Some records:
* * * * * * *
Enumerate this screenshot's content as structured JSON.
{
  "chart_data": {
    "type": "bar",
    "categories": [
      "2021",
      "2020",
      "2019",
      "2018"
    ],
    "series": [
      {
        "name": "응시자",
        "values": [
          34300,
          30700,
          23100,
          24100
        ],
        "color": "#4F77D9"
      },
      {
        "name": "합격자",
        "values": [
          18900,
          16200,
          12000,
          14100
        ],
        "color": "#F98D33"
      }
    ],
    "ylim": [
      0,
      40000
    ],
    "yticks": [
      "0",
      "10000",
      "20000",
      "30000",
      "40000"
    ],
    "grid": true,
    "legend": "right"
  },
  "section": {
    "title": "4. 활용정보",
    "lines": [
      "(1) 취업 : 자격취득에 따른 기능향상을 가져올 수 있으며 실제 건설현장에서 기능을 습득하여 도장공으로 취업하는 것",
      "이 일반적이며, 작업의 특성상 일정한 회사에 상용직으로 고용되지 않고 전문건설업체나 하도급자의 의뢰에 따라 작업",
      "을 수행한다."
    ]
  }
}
* * * * * * *
Requirements
Each record must be returned exactly as it is written.

Task answer
Enumerate this screenshot's content as structured JSON.
{
  "chart_data": {
    "type": "bar",
    "categories": [
      "2021",
      "2020",
      "2019",
      "2018"
    ],
    "series": [
      {
        "name": "응시자",
        "values": [
          34300,
          30700,
          23100,
          24100
        ],
        "color": "#4F77D9"
      },
      {
        "name": "합격자",
        "values": [
          18900,
          16200,
          12000,
          14100
        ],
        "color": "#F98D33"
      }
    ],
    "ylim": [
      0,
      40000
    ],
    "yticks": [
      "0",
      "10000",
      "20000",
      "30000",
      "40000"
    ],
    "grid": true,
    "legend": "right"
  },
  "section": {
    "title": "4. 활용정보",
    "lines": [
      "(1) 취업 : 자격취득에 따른 기능향상을 가져올 수 있으며 실제 건설현장에서 기능을 습득하여 도장공으로 취업하는 것",
      "이 일반적이며, 작업의 특성상 일정한 회사에 상용직으로 고용되지 않고 전문건설업체나 하도급자의 의뢰에 따라 작업",
      "을 수행한다."
    ]
  }
}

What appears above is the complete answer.